═════ MATERIAL PROVIDED
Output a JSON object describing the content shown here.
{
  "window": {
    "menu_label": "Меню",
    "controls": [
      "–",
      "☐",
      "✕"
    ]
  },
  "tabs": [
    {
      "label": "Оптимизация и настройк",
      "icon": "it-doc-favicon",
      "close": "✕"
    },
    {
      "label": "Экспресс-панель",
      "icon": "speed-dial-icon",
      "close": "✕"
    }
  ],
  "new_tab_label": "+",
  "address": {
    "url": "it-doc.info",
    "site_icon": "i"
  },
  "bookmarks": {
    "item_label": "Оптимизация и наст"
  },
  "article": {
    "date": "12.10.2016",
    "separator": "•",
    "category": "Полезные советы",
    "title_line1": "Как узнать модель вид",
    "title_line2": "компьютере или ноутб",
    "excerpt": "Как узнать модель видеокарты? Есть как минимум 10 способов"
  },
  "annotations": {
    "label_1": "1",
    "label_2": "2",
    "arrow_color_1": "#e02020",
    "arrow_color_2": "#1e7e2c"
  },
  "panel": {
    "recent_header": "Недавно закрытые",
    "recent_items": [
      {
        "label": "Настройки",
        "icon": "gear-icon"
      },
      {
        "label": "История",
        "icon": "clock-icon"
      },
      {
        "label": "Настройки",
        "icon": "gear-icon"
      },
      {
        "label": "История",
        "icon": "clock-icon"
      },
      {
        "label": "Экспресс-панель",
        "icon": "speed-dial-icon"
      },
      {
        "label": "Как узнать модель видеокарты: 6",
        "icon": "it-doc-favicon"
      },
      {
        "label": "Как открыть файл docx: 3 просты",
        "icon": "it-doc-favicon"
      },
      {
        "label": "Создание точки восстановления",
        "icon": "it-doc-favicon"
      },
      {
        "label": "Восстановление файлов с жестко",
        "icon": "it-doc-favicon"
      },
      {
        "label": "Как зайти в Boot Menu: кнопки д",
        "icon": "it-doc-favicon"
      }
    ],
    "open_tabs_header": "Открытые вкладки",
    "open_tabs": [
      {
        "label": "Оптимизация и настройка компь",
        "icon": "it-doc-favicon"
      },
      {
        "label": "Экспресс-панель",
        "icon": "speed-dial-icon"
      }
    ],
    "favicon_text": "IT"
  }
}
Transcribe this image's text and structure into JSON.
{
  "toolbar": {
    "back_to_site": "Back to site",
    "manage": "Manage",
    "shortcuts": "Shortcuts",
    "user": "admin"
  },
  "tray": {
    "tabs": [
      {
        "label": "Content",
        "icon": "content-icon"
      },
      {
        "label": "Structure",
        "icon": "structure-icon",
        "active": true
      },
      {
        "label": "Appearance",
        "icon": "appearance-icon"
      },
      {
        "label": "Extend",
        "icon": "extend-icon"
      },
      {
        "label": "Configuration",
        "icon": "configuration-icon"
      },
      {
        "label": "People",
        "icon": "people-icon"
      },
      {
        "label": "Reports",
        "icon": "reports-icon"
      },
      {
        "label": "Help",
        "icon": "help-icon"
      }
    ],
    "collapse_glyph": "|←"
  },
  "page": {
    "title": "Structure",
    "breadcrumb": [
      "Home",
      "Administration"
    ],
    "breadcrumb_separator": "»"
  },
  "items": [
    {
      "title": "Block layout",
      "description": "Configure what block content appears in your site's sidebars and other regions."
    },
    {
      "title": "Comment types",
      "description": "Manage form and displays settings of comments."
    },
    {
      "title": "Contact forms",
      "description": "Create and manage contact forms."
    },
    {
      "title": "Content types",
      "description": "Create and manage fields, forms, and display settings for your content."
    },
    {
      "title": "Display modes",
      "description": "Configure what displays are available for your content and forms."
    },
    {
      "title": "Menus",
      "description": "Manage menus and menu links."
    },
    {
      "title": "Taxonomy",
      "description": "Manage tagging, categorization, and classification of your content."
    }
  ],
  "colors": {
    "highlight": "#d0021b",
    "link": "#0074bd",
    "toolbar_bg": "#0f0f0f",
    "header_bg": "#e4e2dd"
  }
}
══════════
• WRITTEN INSTRUCTION: Reproduce the data shown above exactly.

• RESPONSE TO THIS TASK:
Output a JSON object describing the content shown here.
{
  "window": {
    "menu_label": "Меню",
    "controls": [
      "–",
      "☐",
      "✕"
    ]
  },
  "tabs": [
    {
      "label": "Оптимизация и настройк",
      "icon": "it-doc-favicon",
      "close": "✕"
    },
    {
      "label": "Экспресс-панель",
      "icon": "speed-dial-icon",
      "close": "✕"
    }
  ],
  "new_tab_label": "+",
  "address": {
    "url": "it-doc.info",
    "site_icon": "i"
  },
  "bookmarks": {
    "item_label": "Оптимизация и наст"
  },
  "article": {
    "date": "12.10.2016",
    "separator": "•",
    "category": "Полезные советы",
    "title_line1": "Как узнать модель вид",
    "title_line2": "компьютере или ноутб",
    "excerpt": "Как узнать модель видеокарты? Есть как минимум 10 способов"
  },
  "annotations": {
    "label_1": "1",
    "label_2": "2",
    "arrow_color_1": "#e02020",
    "arrow_color_2": "#1e7e2c"
  },
  "panel": {
    "recent_header": "Недавно закрытые",
    "recent_items": [
      {
        "label": "Настройки",
        "icon": "gear-icon"
      },
      {
        "label": "История",
        "icon": "clock-icon"
      },
      {
        "label": "Настройки",
        "icon": "gear-icon"
      },
      {
        "label": "История",
        "icon": "clock-icon"
      },
      {
        "label": "Экспресс-панель",
        "icon": "speed-dial-icon"
      },
      {
        "label": "Как узнать модель видеокарты: 6",
        "icon": "it-doc-favicon"
      },
      {
        "label": "Как открыть файл docx: 3 просты",
        "icon": "it-doc-favicon"
      },
      {
        "label": "Создание точки восстановления",
        "icon": "it-doc-favicon"
      },
      {
        "label": "Восстановление файлов с жестко",
        "icon": "it-doc-favicon"
      },
      {
        "label": "Как зайти в Boot Menu: кнопки д",
        "icon": "it-doc-favicon"
      }
    ],
    "open_tabs_header": "Открытые вкладки",
    "open_tabs": [
      {
        "label": "Оптимизация и настройка компь",
        "icon": "it-doc-favicon"
      },
      {
        "label": "Экспресс-панель",
        "icon": "speed-dial-icon"
      }
    ],
    "favicon_text": "IT"
  }
}
Transcribe this image's text and structure into JSON.
{
  "toolbar": {
    "back_to_site": "Back to site",
    "manage": "Manage",
    "shortcuts": "Shortcuts",
    "user": "admin"
  },
  "tray": {
    "tabs": [
      {
        "label": "Content",
        "icon": "content-icon"
      },
      {
        "label": "Structure",
        "icon": "structure-icon",
        "active": true
      },
      {
        "label": "Appearance",
        "icon": "appearance-icon"
      },
      {
        "label": "Extend",
        "icon": "extend-icon"
      },
      {
        "label": "Configuration",
        "icon": "configuration-icon"
      },
      {
        "label": "People",
        "icon": "people-icon"
      },
      {
        "label": "Reports",
        "icon": "reports-icon"
      },
      {
        "label": "Help",
        "icon": "help-icon"
      }
    ],
    "collapse_glyph": "|←"
  },
  "page": {
    "title": "Structure",
    "breadcrumb": [
      "Home",
      "Administration"
    ],
    "breadcrumb_separator": "»"
  },
  "items": [
    {
      "title": "Block layout",
      "description": "Configure what block content appears in your site's sidebars and other regions."
    },
    {
      "title": "Comment types",
      "description": "Manage form and displays settings of comments."
    },
    {
      "title": "Contact forms",
      "description": "Create and manage contact forms."
    },
    {
      "title": "Content types",
      "description": "Create and manage fields, forms, and display settings for your content."
    },
    {
      "title": "Display modes",
      "description": "Configure what displays are available for your content and forms."
    },
    {
      "title": "Menus",
      "description": "Manage menus and menu links."
    },
    {
      "title": "Taxonomy",
      "description": "Manage tagging, categorization, and classification of your content."
    }
  ],
  "colors": {
    "highlight": "#d0021b",
    "link": "#0074bd",
    "toolbar_bg": "#0f0f0f",
    "header_bg": "#e4e2dd"
  }
}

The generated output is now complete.